── Rows ──

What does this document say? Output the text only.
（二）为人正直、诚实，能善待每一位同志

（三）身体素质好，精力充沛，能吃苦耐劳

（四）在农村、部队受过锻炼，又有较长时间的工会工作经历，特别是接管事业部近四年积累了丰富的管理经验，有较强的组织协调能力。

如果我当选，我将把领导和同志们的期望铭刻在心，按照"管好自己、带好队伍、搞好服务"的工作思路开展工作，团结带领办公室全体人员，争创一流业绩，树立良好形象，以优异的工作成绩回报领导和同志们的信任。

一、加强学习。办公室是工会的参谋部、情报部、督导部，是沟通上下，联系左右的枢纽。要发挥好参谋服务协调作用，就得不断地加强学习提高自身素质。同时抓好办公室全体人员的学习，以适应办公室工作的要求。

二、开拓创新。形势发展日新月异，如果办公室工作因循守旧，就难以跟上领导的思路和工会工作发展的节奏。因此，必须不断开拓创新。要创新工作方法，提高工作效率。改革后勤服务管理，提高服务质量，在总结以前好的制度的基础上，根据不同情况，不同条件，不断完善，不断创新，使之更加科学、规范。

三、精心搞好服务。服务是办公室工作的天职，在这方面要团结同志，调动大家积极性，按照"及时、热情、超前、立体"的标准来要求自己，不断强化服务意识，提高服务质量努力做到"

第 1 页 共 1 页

───

- _Work instructions_
Repeat the records above in full, character for character.

- _Output below_
What does this document say? Output the text only.
（二）为人正直、诚实，能善待每一位同志

（三）身体素质好，精力充沛，能吃苦耐劳

（四）在农村、部队受过锻炼，又有较长时间的工会工作经历，特别是接管事业部近四年积累了丰富的管理经验，有较强的组织协调能力。

如果我当选，我将把领导和同志们的期望铭刻在心，按照"管好自己、带好队伍、搞好服务"的工作思路开展工作，团结带领办公室全体人员，争创一流业绩，树立良好形象，以优异的工作成绩回报领导和同志们的信任。

一、加强学习。办公室是工会的参谋部、情报部、督导部，是沟通上下，联系左右的枢纽。要发挥好参谋服务协调作用，就得不断地加强学习提高自身素质。同时抓好办公室全体人员的学习，以适应办公室工作的要求。

二、开拓创新。形势发展日新月异，如果办公室工作因循守旧，就难以跟上领导的思路和工会工作发展的节奏。因此，必须不断开拓创新。要创新工作方法，提高工作效率。改革后勤服务管理，提高服务质量，在总结以前好的制度的基础上，根据不同情况，不同条件，不断完善，不断创新，使之更加科学、规范。

三、精心搞好服务。服务是办公室工作的天职，在这方面要团结同志，调动大家积极性，按照"及时、热情、超前、立体"的标准来要求自己，不断强化服务意识，提高服务质量努力做到"

第 1 页 共 1 页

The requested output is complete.